== Records for this exercise

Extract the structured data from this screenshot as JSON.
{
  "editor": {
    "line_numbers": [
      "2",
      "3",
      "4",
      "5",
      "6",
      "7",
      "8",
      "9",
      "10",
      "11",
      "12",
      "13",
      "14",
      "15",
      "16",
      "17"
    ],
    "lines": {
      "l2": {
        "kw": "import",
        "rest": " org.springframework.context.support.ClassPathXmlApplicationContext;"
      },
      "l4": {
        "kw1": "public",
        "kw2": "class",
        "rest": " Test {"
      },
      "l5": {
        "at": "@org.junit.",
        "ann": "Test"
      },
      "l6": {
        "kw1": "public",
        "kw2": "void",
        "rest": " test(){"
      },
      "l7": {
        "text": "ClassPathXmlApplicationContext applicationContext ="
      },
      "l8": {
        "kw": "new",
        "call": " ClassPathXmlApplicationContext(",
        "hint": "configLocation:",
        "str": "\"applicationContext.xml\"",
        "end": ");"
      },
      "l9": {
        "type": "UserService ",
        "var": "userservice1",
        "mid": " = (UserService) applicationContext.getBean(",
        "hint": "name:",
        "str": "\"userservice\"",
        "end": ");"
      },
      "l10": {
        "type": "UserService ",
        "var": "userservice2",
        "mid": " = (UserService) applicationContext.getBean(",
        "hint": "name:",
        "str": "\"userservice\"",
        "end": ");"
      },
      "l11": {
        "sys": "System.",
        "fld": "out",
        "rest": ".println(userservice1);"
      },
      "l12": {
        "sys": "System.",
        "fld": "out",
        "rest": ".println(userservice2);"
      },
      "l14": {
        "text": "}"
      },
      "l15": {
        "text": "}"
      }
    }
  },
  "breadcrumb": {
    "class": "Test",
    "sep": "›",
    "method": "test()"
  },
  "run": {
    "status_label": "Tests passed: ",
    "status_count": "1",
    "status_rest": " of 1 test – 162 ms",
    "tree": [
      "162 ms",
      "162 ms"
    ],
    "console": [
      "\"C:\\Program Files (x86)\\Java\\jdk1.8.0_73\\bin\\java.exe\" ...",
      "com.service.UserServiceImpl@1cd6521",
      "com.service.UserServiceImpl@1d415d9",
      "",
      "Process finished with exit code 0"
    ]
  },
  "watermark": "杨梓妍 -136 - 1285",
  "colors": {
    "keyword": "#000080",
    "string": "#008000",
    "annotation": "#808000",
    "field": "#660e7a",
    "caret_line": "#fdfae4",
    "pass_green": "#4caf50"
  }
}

====

◆ Written task
Copy out each line above, character for character.

◆ Final result
Extract the structured data from this screenshot as JSON.
{
  "editor": {
    "line_numbers": [
      "2",
      "3",
      "4",
      "5",
      "6",
      "7",
      "8",
      "9",
      "10",
      "11",
      "12",
      "13",
      "14",
      "15",
      "16",
      "17"
    ],
    "lines": {
      "l2": {
        "kw": "import",
        "rest": " org.springframework.context.support.ClassPathXmlApplicationContext;"
      },
      "l4": {
        "kw1": "public",
        "kw2": "class",
        "rest": " Test {"
      },
      "l5": {
        "at": "@org.junit.",
        "ann": "Test"
      },
      "l6": {
        "kw1": "public",
        "kw2": "void",
        "rest": " test(){"
      },
      "l7": {
        "text": "ClassPathXmlApplicationContext applicationContext ="
      },
      "l8": {
        "kw": "new",
        "call": " ClassPathXmlApplicationContext(",
        "hint": "configLocation:",
        "str": "\"applicationContext.xml\"",
        "end": ");"
      },
      "l9": {
        "type": "UserService ",
        "var": "userservice1",
        "mid": " = (UserService) applicationContext.getBean(",
        "hint": "name:",
        "str": "\"userservice\"",
        "end": ");"
      },
      "l10": {
        "type": "UserService ",
        "var": "userservice2",
        "mid": " = (UserService) applicationContext.getBean(",
        "hint": "name:",
        "str": "\"userservice\"",
        "end": ");"
      },
      "l11": {
        "sys": "System.",
        "fld": "out",
        "rest": ".println(userservice1);"
      },
      "l12": {
        "sys": "System.",
        "fld": "out",
        "rest": ".println(userservice2);"
      },
      "l14": {
        "text": "}"
      },
      "l15": {
        "text": "}"
      }
    }
  },
  "breadcrumb": {
    "class": "Test",
    "sep": "›",
    "method": "test()"
  },
  "run": {
    "status_label": "Tests passed: ",
    "status_count": "1",
    "status_rest": " of 1 test – 162 ms",
    "tree": [
      "162 ms",
      "162 ms"
    ],
    "console": [
      "\"C:\\Program Files (x86)\\Java\\jdk1.8.0_73\\bin\\java.exe\" ...",
      "com.service.UserServiceImpl@1cd6521",
      "com.service.UserServiceImpl@1d415d9",
      "",
      "Process finished with exit code 0"
    ]
  },
  "watermark": "杨梓妍 -136 - 1285",
  "colors": {
    "keyword": "#000080",
    "string": "#008000",
    "annotation": "#808000",
    "field": "#660e7a",
    "caret_line": "#fdfae4",
    "pass_green": "#4caf50"
  }
}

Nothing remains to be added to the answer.